**WRITTEN REQUEST**
List each line of the data that holds the string "Interests", please.

**DATASET EXCERPTS**
⟨
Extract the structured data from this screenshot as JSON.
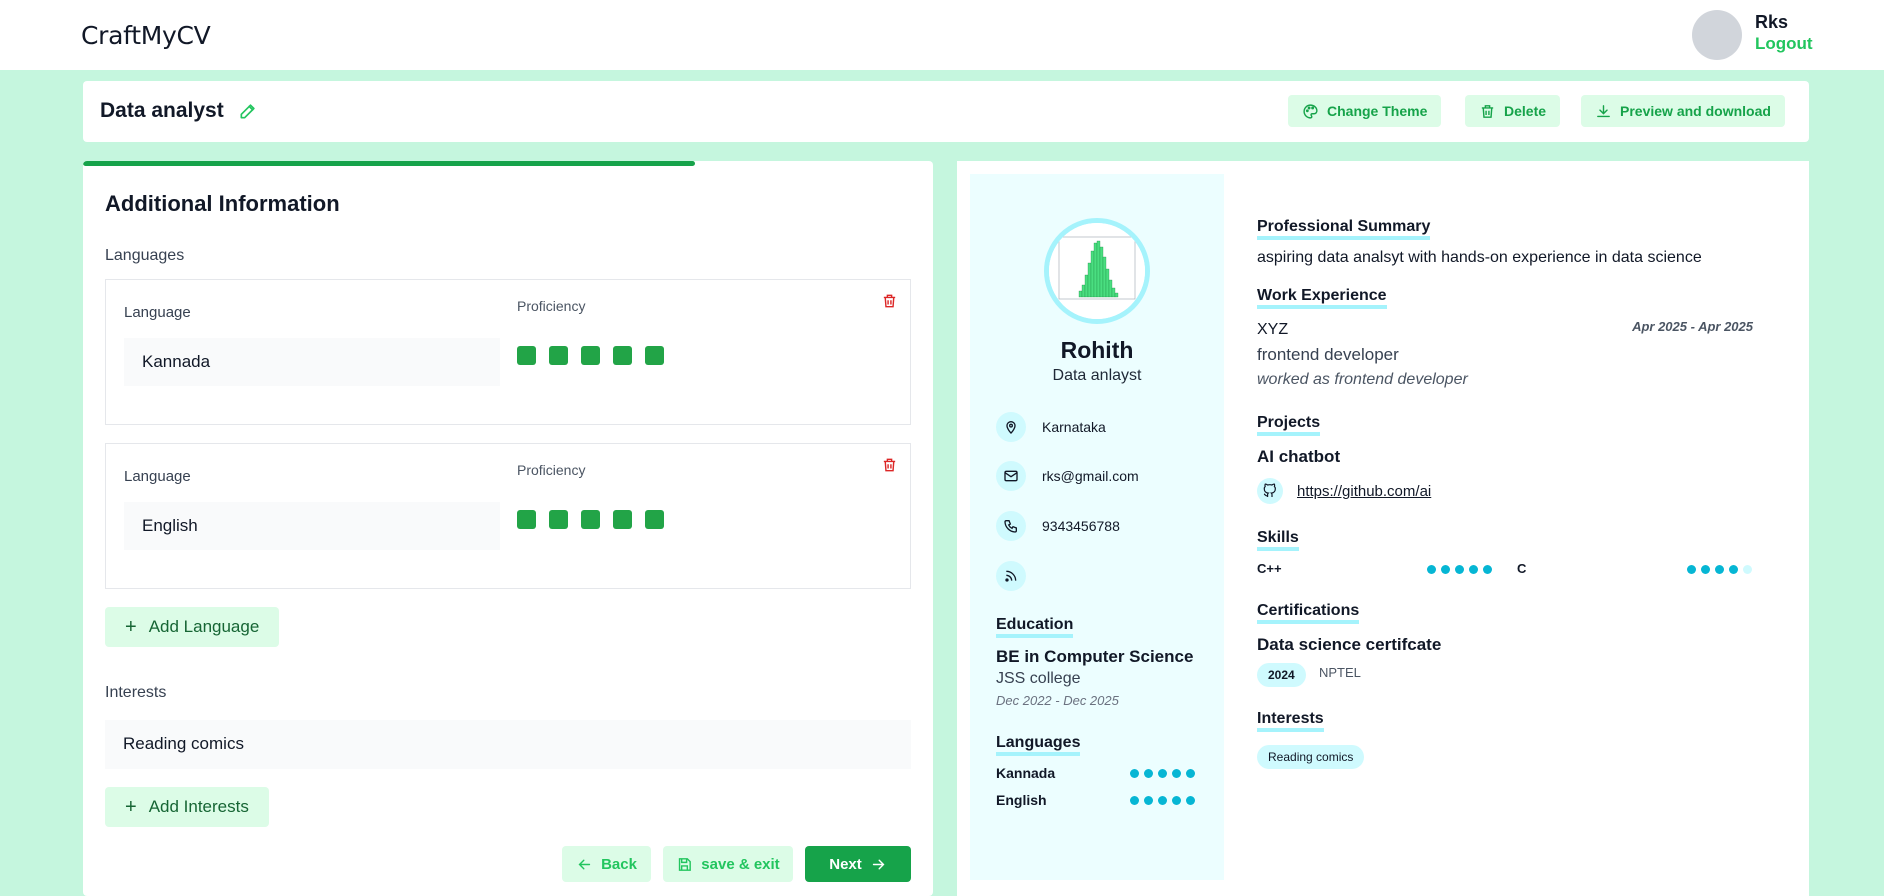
{
  "app": {
    "brand": "CraftMyCV",
    "user_name": "Rks",
    "logout_label": "Logout"
  },
  "titlebar": {
    "title": "Data analyst",
    "change_theme_label": "Change Theme",
    "delete_label": "Delete",
    "preview_label": "Preview and download"
  },
  "form": {
    "progress": 0.72,
    "section_title": "Additional Information",
    "languages_label": "Languages",
    "language_field_label": "Language",
    "proficiency_label": "Proficiency",
    "languages": [
      {
        "value": "Kannada",
        "level": 5
      },
      {
        "value": "English",
        "level": 5
      }
    ],
    "add_language_label": "Add Language",
    "interests_label": "Interests",
    "interest_value": "Reading comics",
    "add_interests_label": "Add Interests",
    "back_label": "Back",
    "save_exit_label": "save & exit",
    "next_label": "Next"
  },
  "preview": {
    "name": "Rohith",
    "role": "Data anlayst",
    "location": "Karnataka",
    "email": "rks@gmail.com",
    "phone": "9343456788",
    "education_heading": "Education",
    "degree": "BE in Computer Science",
    "college": "JSS college",
    "edu_dates": "Dec 2022 - Dec 2025",
    "languages_heading": "Languages",
    "languages": [
      {
        "name": "Kannada",
        "level": 5
      },
      {
        "name": "English",
        "level": 5
      }
    ],
    "summary_heading": "Professional Summary",
    "summary": "aspiring data analsyt with hands-on experience in data science",
    "work_heading": "Work Experience",
    "company": "XYZ",
    "work_dates": "Apr 2025 - Apr 2025",
    "job_title": "frontend developer",
    "job_desc": "worked as frontend developer",
    "projects_heading": "Projects",
    "project_name": "AI chatbot",
    "project_link": "https://github.com/ai",
    "skills_heading": "Skills",
    "skills": [
      {
        "name": "C++",
        "level": 5
      },
      {
        "name": "C",
        "level": 4
      }
    ],
    "certs_heading": "Certifications",
    "cert_name": "Data science certifcate",
    "cert_year": "2024",
    "cert_issuer": "NPTEL",
    "interests_heading": "Interests",
    "interest": "Reading comics"
  },
  "colors": {
    "accent": "#22c55e",
    "page_bg": "#c5f6de",
    "resume_accent": "#06b6d4"
  }
}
⟩
**EXPECTED ANSWER**
    "interests_label": "Interests",
    "add_interests_label": "Add Interests",
    "interests_heading": "Interests",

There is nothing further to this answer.